───── Records supplied
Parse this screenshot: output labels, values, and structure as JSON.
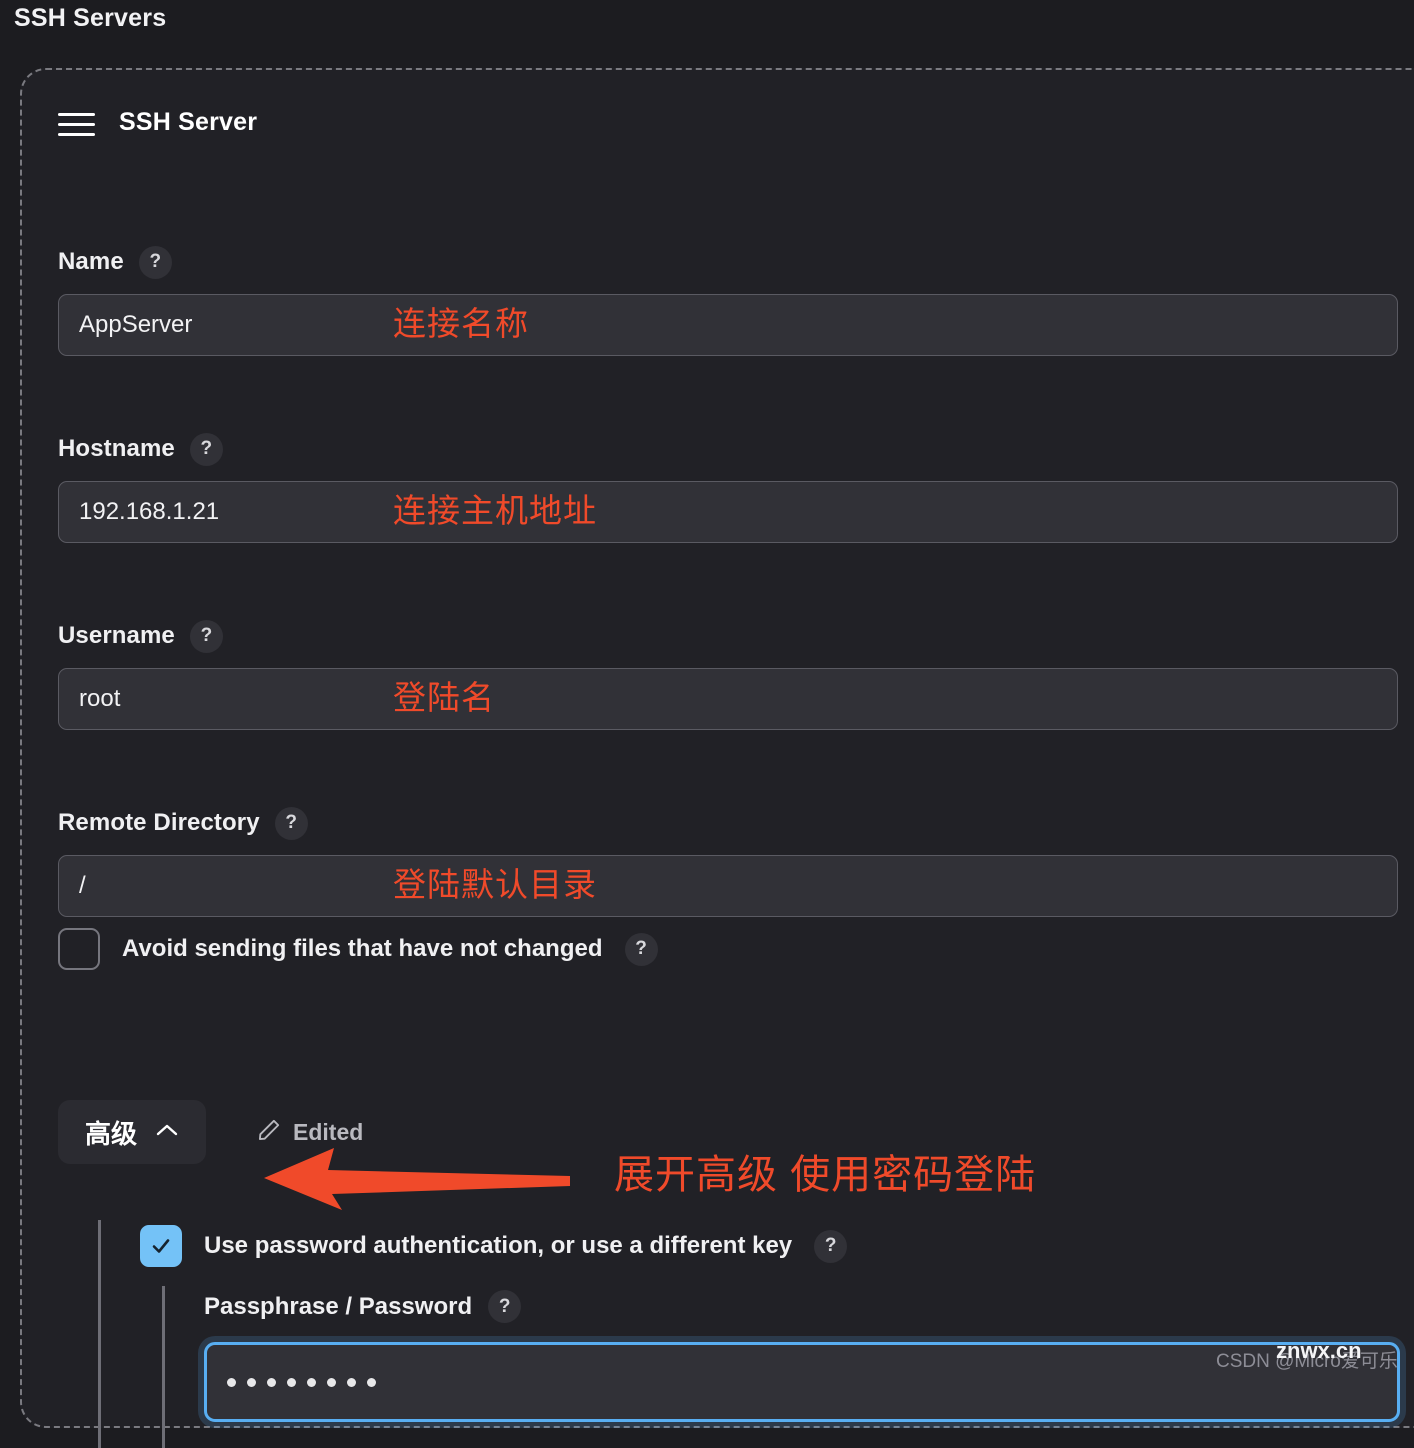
{
  "page": {
    "title": "SSH Servers"
  },
  "card": {
    "title": "SSH Server",
    "menu_icon": "hamburger-menu-icon",
    "help_glyph": "?"
  },
  "fields": [
    {
      "label": "Name",
      "value": "AppServer",
      "annotation": "连接名称"
    },
    {
      "label": "Hostname",
      "value": "192.168.1.21",
      "annotation": "连接主机地址"
    },
    {
      "label": "Username",
      "value": "root",
      "annotation": "登陆名"
    },
    {
      "label": "Remote Directory",
      "value": "/",
      "annotation": "登陆默认目录"
    }
  ],
  "avoid_sending": {
    "label": "Avoid sending files that have not changed",
    "checked": false
  },
  "advanced": {
    "button_label": "高级",
    "chevron_icon": "chevron-up-icon",
    "pencil_icon": "pencil-icon",
    "edited_label": "Edited",
    "annotation": "展开高级 使用密码登陆",
    "arrow_icon": "left-arrow-icon",
    "arrow_color": "#f04a2a"
  },
  "password_auth": {
    "label": "Use password authentication, or use a different key",
    "checked": true,
    "checkbox_color": "#74c2f7"
  },
  "passphrase": {
    "label": "Passphrase / Password",
    "value": "••••••••",
    "dot_count": 8,
    "focus_color": "#58aef2"
  },
  "watermarks": {
    "csdn": "CSDN @Micro爱可乐",
    "site": "znwx.cn"
  }
}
──────────
• [Exercise objective]:
Reproduce every line above as written, skipping pictures.

• [Solved problem]:
Parse this screenshot: output labels, values, and structure as JSON.
{
  "page": {
    "title": "SSH Servers"
  },
  "card": {
    "title": "SSH Server",
    "menu_icon": "hamburger-menu-icon",
    "help_glyph": "?"
  },
  "fields": [
    {
      "label": "Name",
      "value": "AppServer",
      "annotation": "连接名称"
    },
    {
      "label": "Hostname",
      "value": "192.168.1.21",
      "annotation": "连接主机地址"
    },
    {
      "label": "Username",
      "value": "root",
      "annotation": "登陆名"
    },
    {
      "label": "Remote Directory",
      "value": "/",
      "annotation": "登陆默认目录"
    }
  ],
  "avoid_sending": {
    "label": "Avoid sending files that have not changed",
    "checked": false
  },
  "advanced": {
    "button_label": "高级",
    "chevron_icon": "chevron-up-icon",
    "pencil_icon": "pencil-icon",
    "edited_label": "Edited",
    "annotation": "展开高级 使用密码登陆",
    "arrow_icon": "left-arrow-icon",
    "arrow_color": "#f04a2a"
  },
  "password_auth": {
    "label": "Use password authentication, or use a different key",
    "checked": true,
    "checkbox_color": "#74c2f7"
  },
  "passphrase": {
    "label": "Passphrase / Password",
    "value": "••••••••",
    "dot_count": 8,
    "focus_color": "#58aef2"
  },
  "watermarks": {
    "csdn": "CSDN @Micro爱可乐",
    "site": "znwx.cn"
  }
}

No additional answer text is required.